*Task directions*. Reproduce each line that includes the word "активов".
— Start —
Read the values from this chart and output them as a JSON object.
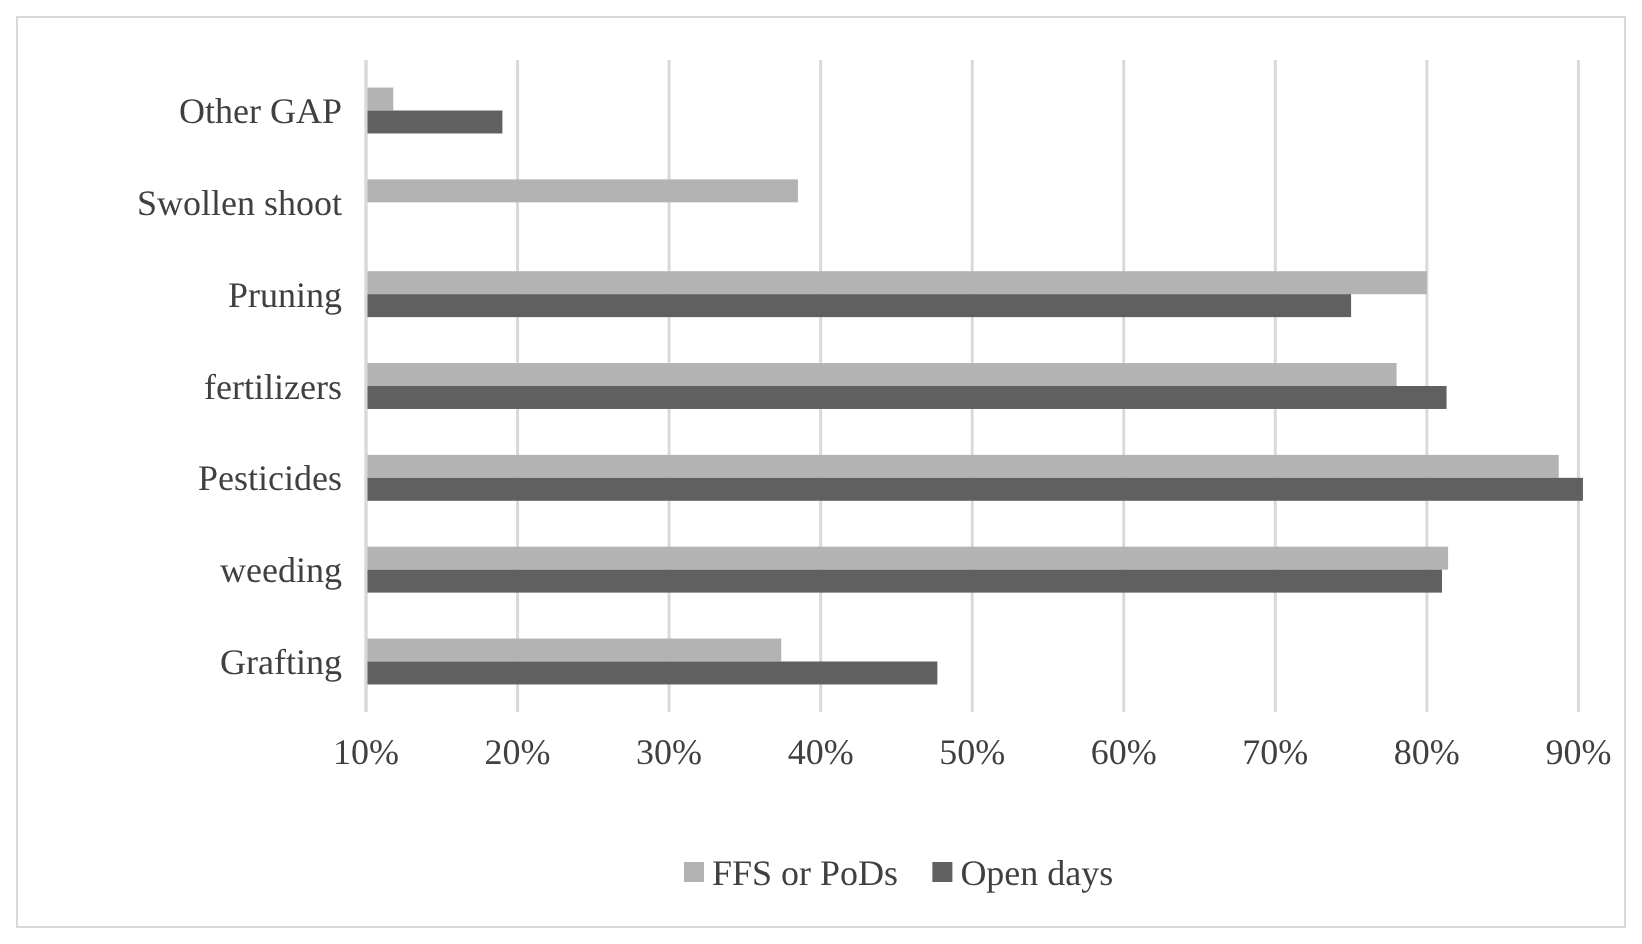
{
  "chart_data": {
    "type": "bar",
    "orientation": "horizontal",
    "categories": [
      "Other GAP",
      "Swollen shoot",
      "Pruning",
      "fertilizers",
      "Pesticides",
      "weeding",
      "Grafting"
    ],
    "series": [
      {
        "name": "FFS or PoDs",
        "color": "#b3b3b3",
        "values": [
          11.8,
          38.5,
          80.0,
          78.0,
          88.7,
          81.4,
          37.4
        ]
      },
      {
        "name": "Open days",
        "color": "#606060",
        "values": [
          19.0,
          null,
          75.0,
          81.3,
          90.3,
          81.0,
          47.7
        ]
      }
    ],
    "xlim": [
      10,
      90.5
    ],
    "xticks": [
      {
        "value": 10,
        "label": "10%"
      },
      {
        "value": 20,
        "label": "20%"
      },
      {
        "value": 30,
        "label": "30%"
      },
      {
        "value": 40,
        "label": "40%"
      },
      {
        "value": 50,
        "label": "50%"
      },
      {
        "value": 60,
        "label": "60%"
      },
      {
        "value": 70,
        "label": "70%"
      },
      {
        "value": 80,
        "label": "80%"
      },
      {
        "value": 90,
        "label": "90%"
      }
    ],
    "grid": "x",
    "legend": "bottom"
  }
}
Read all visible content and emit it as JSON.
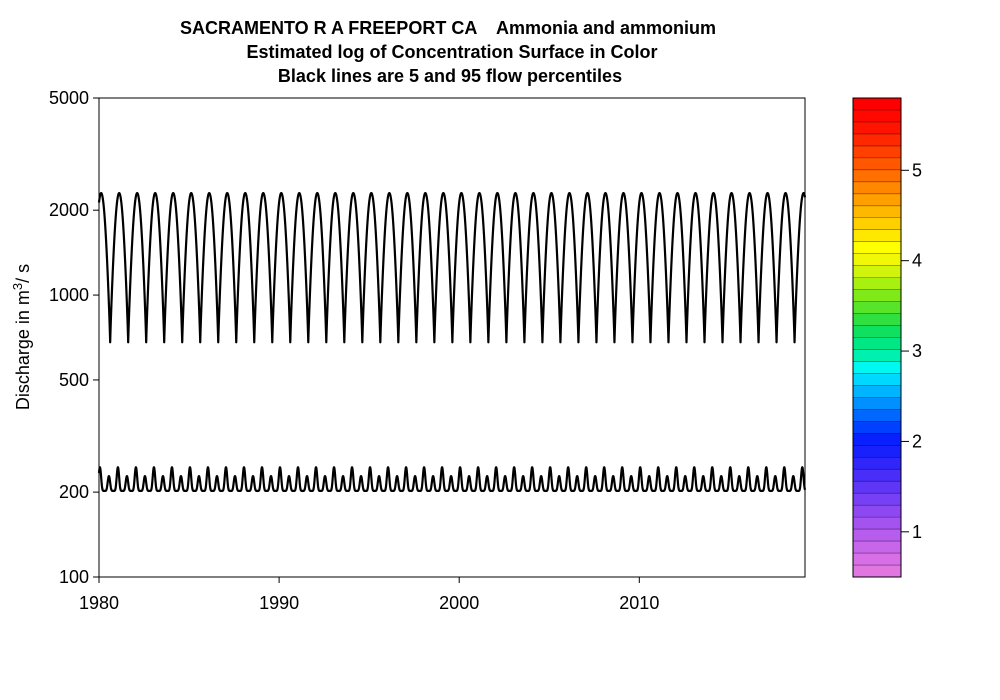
{
  "chart_data": {
    "type": "line",
    "title_lines": [
      "SACRAMENTO R A FREEPORT CA    Ammonia and ammonium",
      "Estimated log of Concentration Surface in Color",
      "Black lines are 5 and 95 flow percentiles"
    ],
    "xlabel": "",
    "ylabel": {
      "prefix": "Discharge in m",
      "superscript": "3",
      "suffix": "/ s"
    },
    "x_scale": "linear",
    "y_scale": "log",
    "xlim": [
      1980,
      2019.2
    ],
    "ylim": [
      100,
      5000
    ],
    "x_ticks": [
      1980,
      1990,
      2000,
      2010
    ],
    "y_ticks": [
      100,
      200,
      500,
      1000,
      2000,
      5000
    ],
    "grid": false,
    "series": [
      {
        "pattern": "annual cycle, one peak per year 1980-2019",
        "peak_value": 2300,
        "trough_value": 680,
        "color": "#000000"
      },
      {
        "pattern": "annual cycle, two peaks per year 1980-2019",
        "main_peak_value": 245,
        "secondary_peak_value": 228,
        "trough_value": 202,
        "color": "#000000"
      }
    ],
    "colorbar": {
      "range": [
        0.5,
        5.8
      ],
      "ticks": [
        1,
        2,
        3,
        4,
        5
      ],
      "n_bands": 40,
      "colors": [
        "#e076e0",
        "#d86fe6",
        "#c866ea",
        "#b85cee",
        "#a452f0",
        "#8e48f2",
        "#7840f4",
        "#6036f6",
        "#482ef8",
        "#3026fa",
        "#1820fc",
        "#0820fe",
        "#0040ff",
        "#0068ff",
        "#0090ff",
        "#00b4ff",
        "#00d8ff",
        "#00f8f0",
        "#00f0b0",
        "#00e884",
        "#10e060",
        "#30e040",
        "#58e428",
        "#80ea18",
        "#a8f010",
        "#d0f40c",
        "#f0f808",
        "#ffff00",
        "#ffe800",
        "#ffd000",
        "#ffb800",
        "#ffa000",
        "#ff8800",
        "#ff7000",
        "#ff5800",
        "#ff4000",
        "#ff2800",
        "#ff1400",
        "#ff0800",
        "#ff0000"
      ]
    }
  }
}
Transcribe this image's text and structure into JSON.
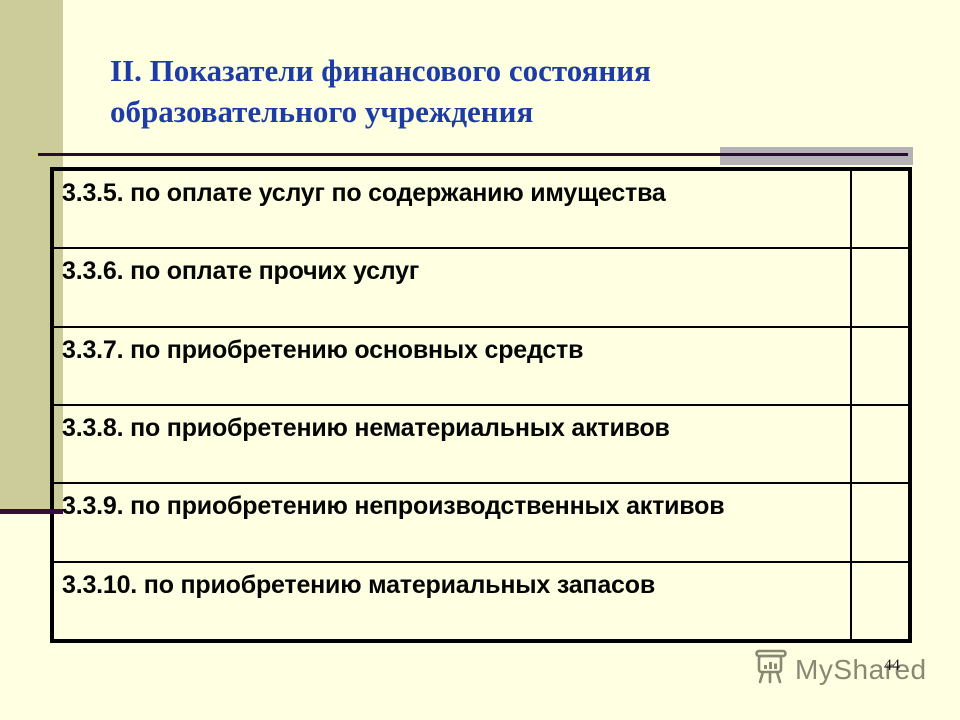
{
  "slide": {
    "title_line1": "II. Показатели финансового состояния",
    "title_line2": "образовательного учреждения",
    "page_number": "44"
  },
  "table": {
    "rows": [
      {
        "label": "3.3.5. по оплате услуг по содержанию имущества",
        "value": ""
      },
      {
        "label": "3.3.6. по оплате прочих услуг",
        "value": ""
      },
      {
        "label": "3.3.7. по приобретению основных средств",
        "value": ""
      },
      {
        "label": "3.3.8. по приобретению нематериальных активов",
        "value": ""
      },
      {
        "label": "3.3.9. по приобретению непроизводственных активов",
        "value": ""
      },
      {
        "label": "3.3.10. по приобретению материальных запасов",
        "value": ""
      }
    ]
  },
  "watermark": {
    "text": "MyShared",
    "icon": "easel-chart-icon"
  },
  "colors": {
    "background": "#FFFFE2",
    "left_bar": "#CBCC99",
    "title_blue": "#1D3CA6",
    "plum_line": "#330D3D",
    "gray_bar": "#B3B3B6",
    "table_border": "#000000",
    "watermark": "#6E6E5B"
  }
}
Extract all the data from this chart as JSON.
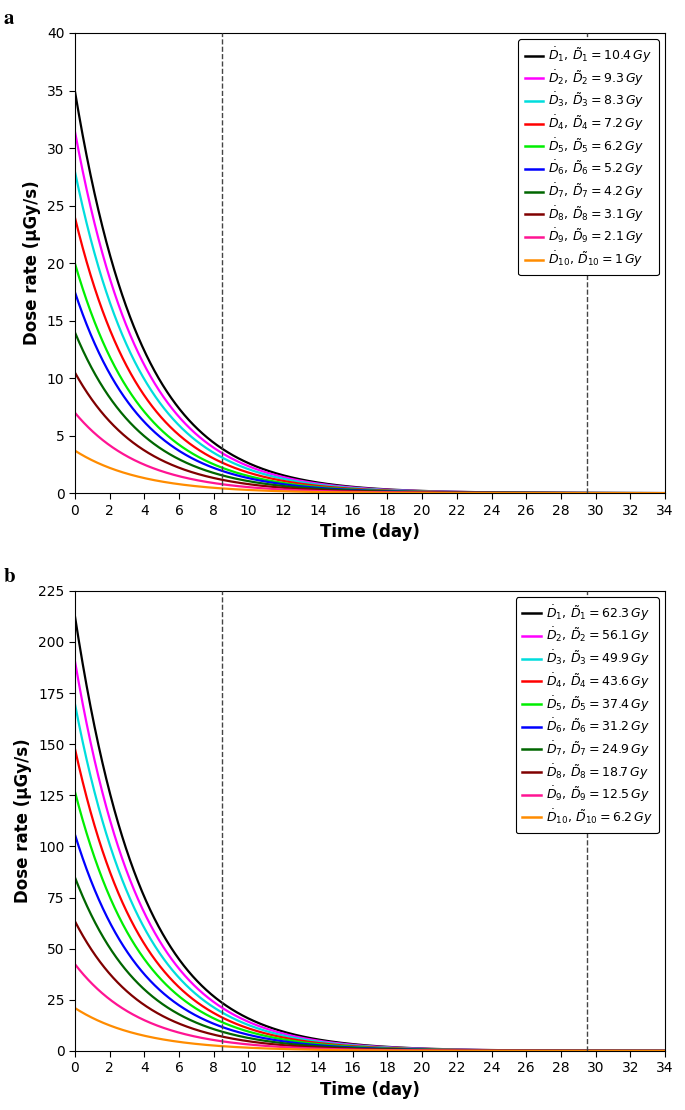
— End —
*Complete output*.
        "label": "3.3.8. по приобретению нематериальных активов",
        "label": "3.3.9. по приобретению непроизводственных активов",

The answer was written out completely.